Your objective - Determine how many lines include "value". Give the number and nothing else.
╭──
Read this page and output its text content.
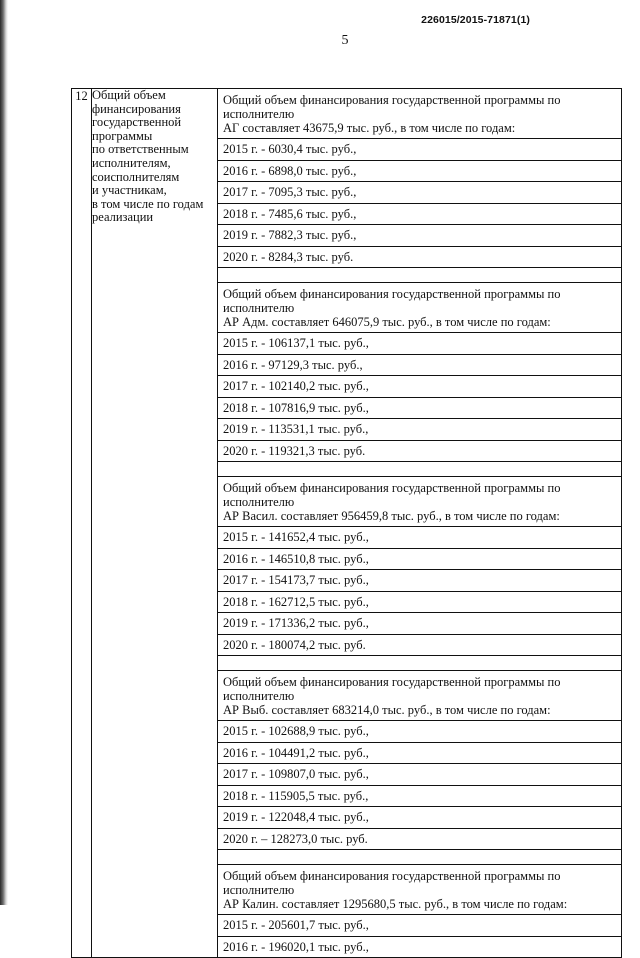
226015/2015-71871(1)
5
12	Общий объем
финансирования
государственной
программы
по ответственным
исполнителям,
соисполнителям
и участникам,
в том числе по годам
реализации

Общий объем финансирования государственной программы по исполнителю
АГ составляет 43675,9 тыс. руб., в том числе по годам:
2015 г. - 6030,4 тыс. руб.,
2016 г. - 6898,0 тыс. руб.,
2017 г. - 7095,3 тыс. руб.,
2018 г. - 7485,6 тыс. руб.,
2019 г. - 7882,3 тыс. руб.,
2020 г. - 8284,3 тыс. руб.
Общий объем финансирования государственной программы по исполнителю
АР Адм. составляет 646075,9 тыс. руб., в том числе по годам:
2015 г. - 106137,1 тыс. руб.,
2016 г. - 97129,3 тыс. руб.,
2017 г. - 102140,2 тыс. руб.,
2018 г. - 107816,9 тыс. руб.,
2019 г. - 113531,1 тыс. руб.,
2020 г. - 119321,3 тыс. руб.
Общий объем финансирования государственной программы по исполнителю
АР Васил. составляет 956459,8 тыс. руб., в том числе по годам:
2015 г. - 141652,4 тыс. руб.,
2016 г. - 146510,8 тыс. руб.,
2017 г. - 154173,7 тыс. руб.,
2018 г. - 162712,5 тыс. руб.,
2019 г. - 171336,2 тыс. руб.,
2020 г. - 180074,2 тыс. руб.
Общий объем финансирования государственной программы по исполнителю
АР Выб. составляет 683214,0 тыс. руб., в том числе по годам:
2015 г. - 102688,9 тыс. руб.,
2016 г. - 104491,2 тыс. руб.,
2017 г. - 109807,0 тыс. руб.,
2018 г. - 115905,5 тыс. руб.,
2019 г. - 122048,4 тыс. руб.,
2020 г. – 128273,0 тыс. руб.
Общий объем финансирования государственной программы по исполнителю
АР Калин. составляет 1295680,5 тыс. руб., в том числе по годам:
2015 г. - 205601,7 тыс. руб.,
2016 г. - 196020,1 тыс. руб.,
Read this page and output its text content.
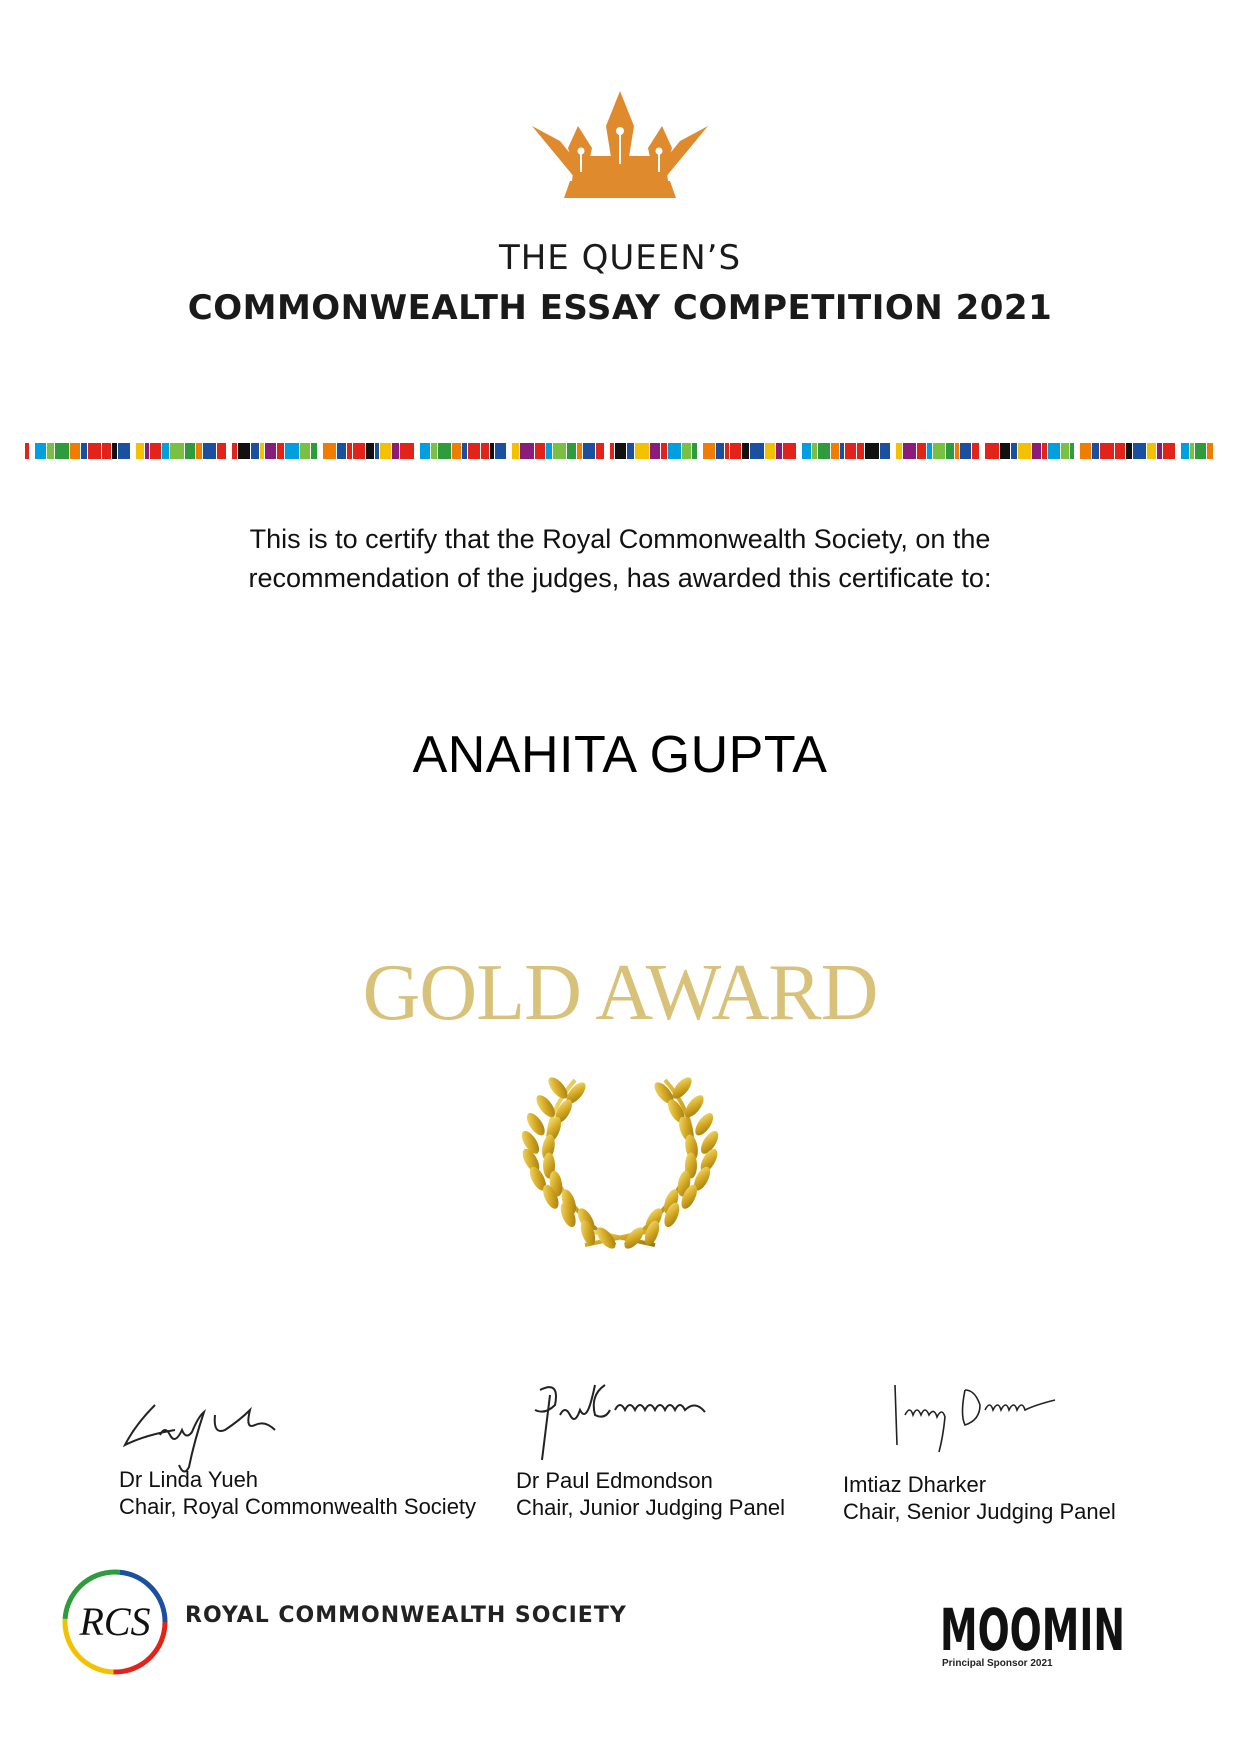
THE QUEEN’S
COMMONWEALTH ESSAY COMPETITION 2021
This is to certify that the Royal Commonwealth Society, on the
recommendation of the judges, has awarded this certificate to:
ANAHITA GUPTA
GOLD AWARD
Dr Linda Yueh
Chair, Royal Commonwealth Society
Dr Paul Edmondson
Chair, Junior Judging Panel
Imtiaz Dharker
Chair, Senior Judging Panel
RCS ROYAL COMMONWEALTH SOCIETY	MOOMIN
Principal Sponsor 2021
╰──
╭──
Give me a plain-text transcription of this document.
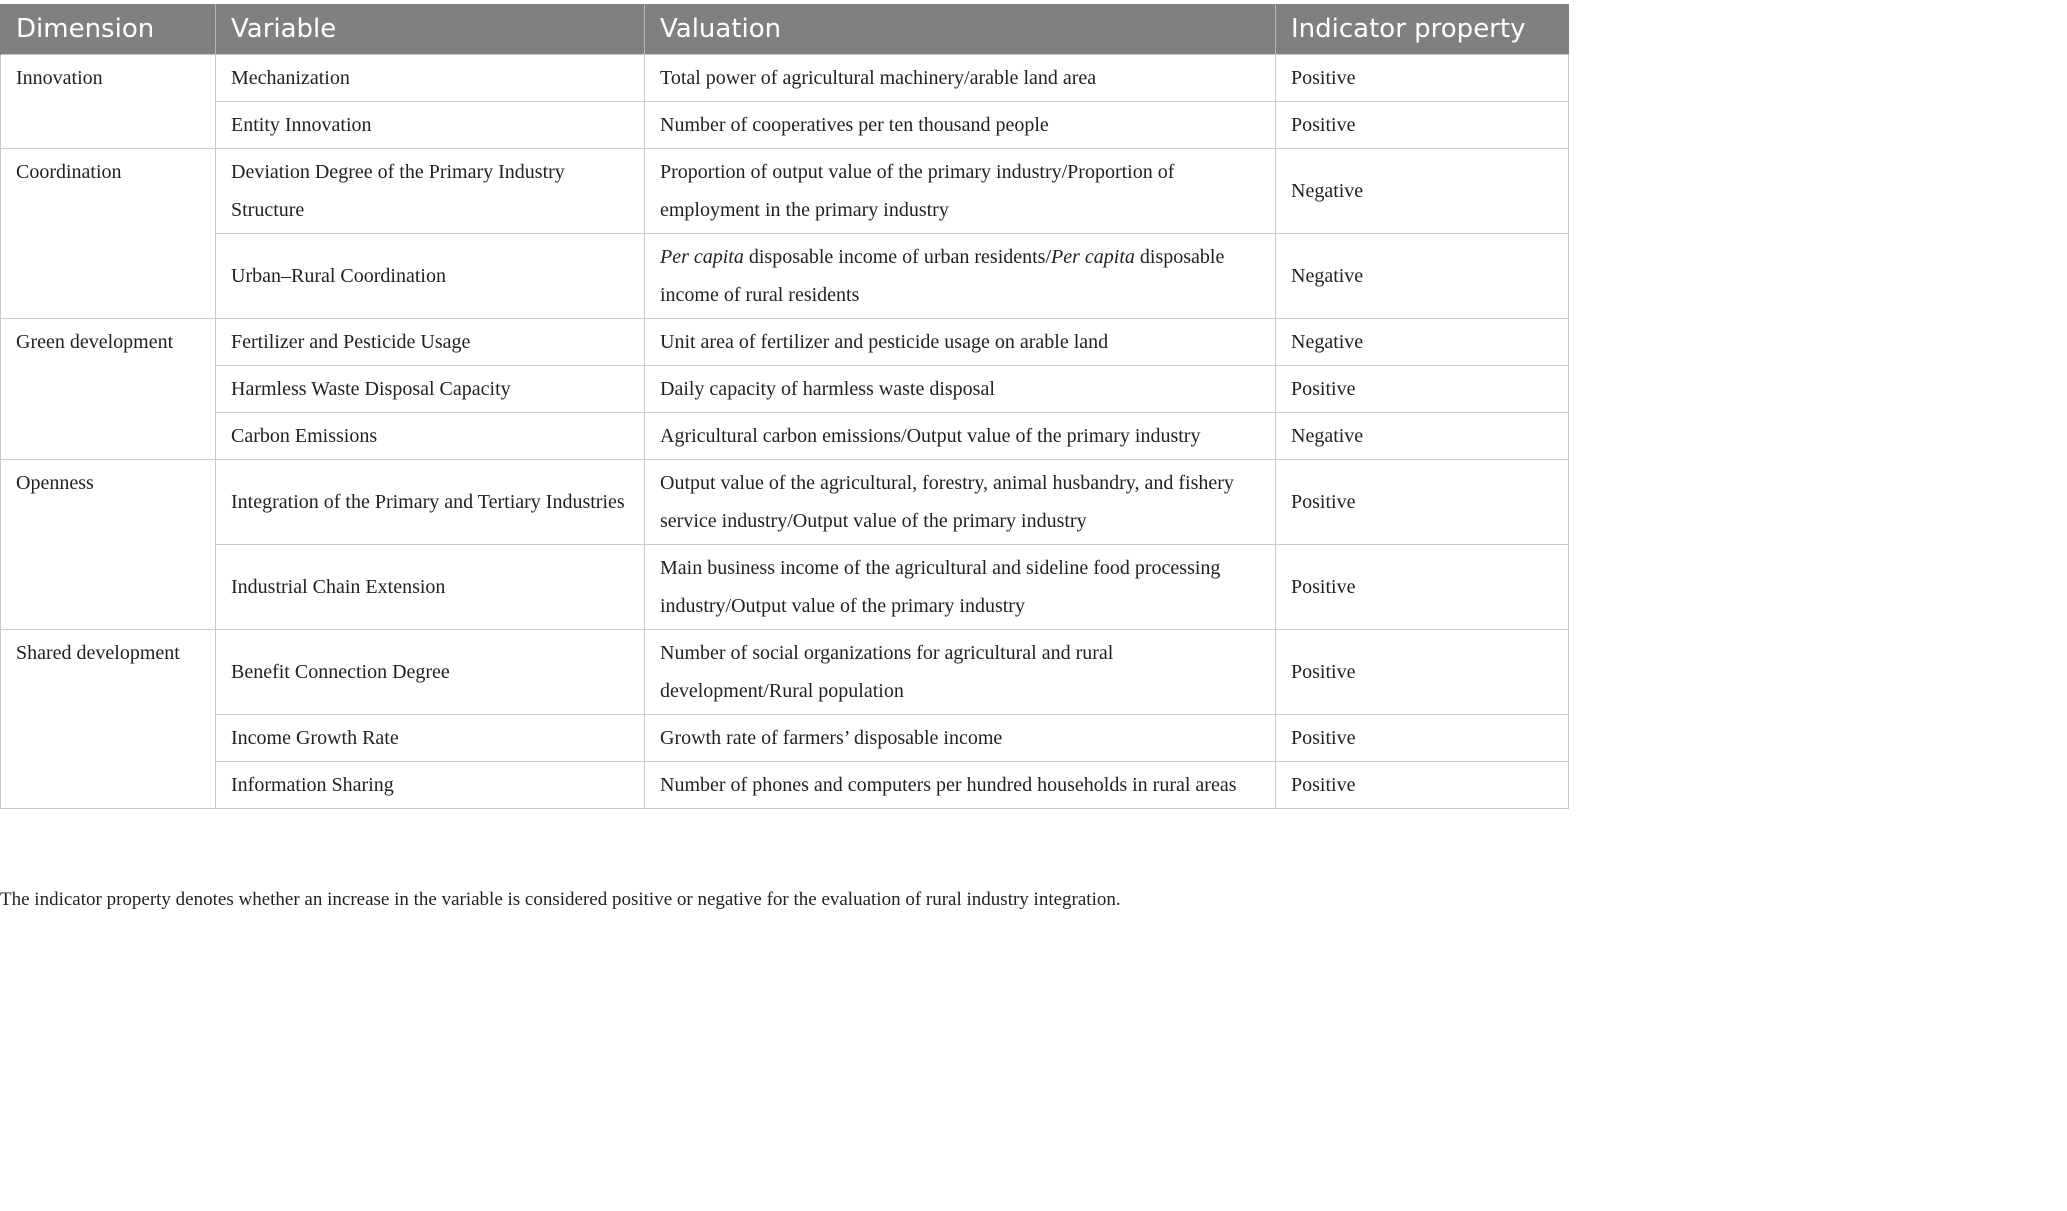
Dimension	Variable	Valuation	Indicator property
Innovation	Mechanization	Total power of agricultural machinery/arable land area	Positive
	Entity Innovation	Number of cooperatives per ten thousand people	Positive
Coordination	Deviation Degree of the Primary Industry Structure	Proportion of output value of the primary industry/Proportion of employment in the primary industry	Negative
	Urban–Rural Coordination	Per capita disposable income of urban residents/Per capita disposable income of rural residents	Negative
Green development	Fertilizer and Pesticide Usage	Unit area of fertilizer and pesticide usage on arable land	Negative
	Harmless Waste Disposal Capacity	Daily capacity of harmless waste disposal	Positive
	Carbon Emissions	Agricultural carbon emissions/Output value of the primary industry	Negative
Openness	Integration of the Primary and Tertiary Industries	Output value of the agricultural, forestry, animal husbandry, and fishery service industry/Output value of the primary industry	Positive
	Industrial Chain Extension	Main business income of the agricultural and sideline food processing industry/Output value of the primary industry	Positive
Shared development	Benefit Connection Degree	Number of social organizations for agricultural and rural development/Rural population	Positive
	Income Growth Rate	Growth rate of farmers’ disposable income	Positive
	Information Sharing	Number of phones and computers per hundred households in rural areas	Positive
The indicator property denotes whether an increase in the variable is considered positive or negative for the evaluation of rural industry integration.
╰──
Solution to this problem - 4